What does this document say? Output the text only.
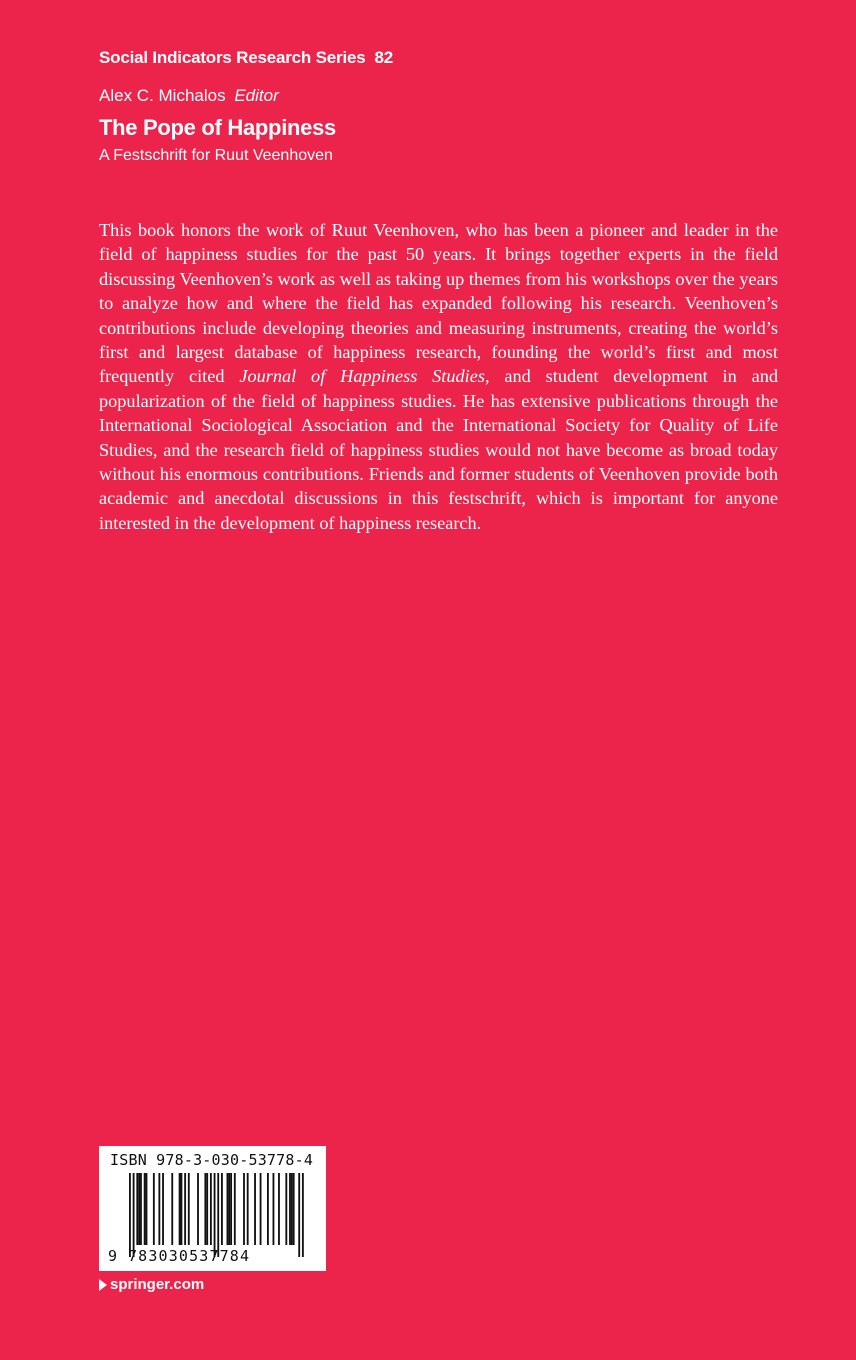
Social Indicators Research Series 82
Alex C. Michalos Editor
The Pope of Happiness
A Festschrift for Ruut Veenhoven

This book honors the work of Ruut Veenhoven, who has been a pioneer and leader in the field of happiness studies for the past 50 years. It brings together experts in the field discussing Veenhoven’s work as well as taking up themes from his workshops over the years to analyze how and where the field has expanded following his research. Veenhoven’s contributions include developing theories and measuring instruments, creating the world’s first and largest database of happiness research, founding the world’s first and most frequently cited Journal of Happiness Studies, and student development in and popularization of the field of happiness studies. He has extensive publications through the International Sociological Association and the International Society for Quality of Life Studies, and the research field of happiness studies would not have become as broad today without his enormous contributions. Friends and former students of Veenhoven provide both academic and anecdotal discussions in this festschrift, which is important for anyone interested in the development of happiness research.

ISBN 978-3-030-53778-4
9 783030537784
springer.com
• • •
# [BRIEF]
Retype the whole listing exactly and leave the pictures out.

# [TASK ANSWER]
What does this document say? Output the text only.
Social Indicators Research Series 82
Alex C. Michalos Editor
The Pope of Happiness
A Festschrift for Ruut Veenhoven

This book honors the work of Ruut Veenhoven, who has been a pioneer and leader in the field of happiness studies for the past 50 years. It brings together experts in the field discussing Veenhoven’s work as well as taking up themes from his workshops over the years to analyze how and where the field has expanded following his research. Veenhoven’s contributions include developing theories and measuring instruments, creating the world’s first and largest database of happiness research, founding the world’s first and most frequently cited Journal of Happiness Studies, and student development in and popularization of the field of happiness studies. He has extensive publications through the International Sociological Association and the International Society for Quality of Life Studies, and the research field of happiness studies would not have become as broad today without his enormous contributions. Friends and former students of Veenhoven provide both academic and anecdotal discussions in this festschrift, which is important for anyone interested in the development of happiness research.

ISBN 978-3-030-53778-4
9 783030537784
springer.com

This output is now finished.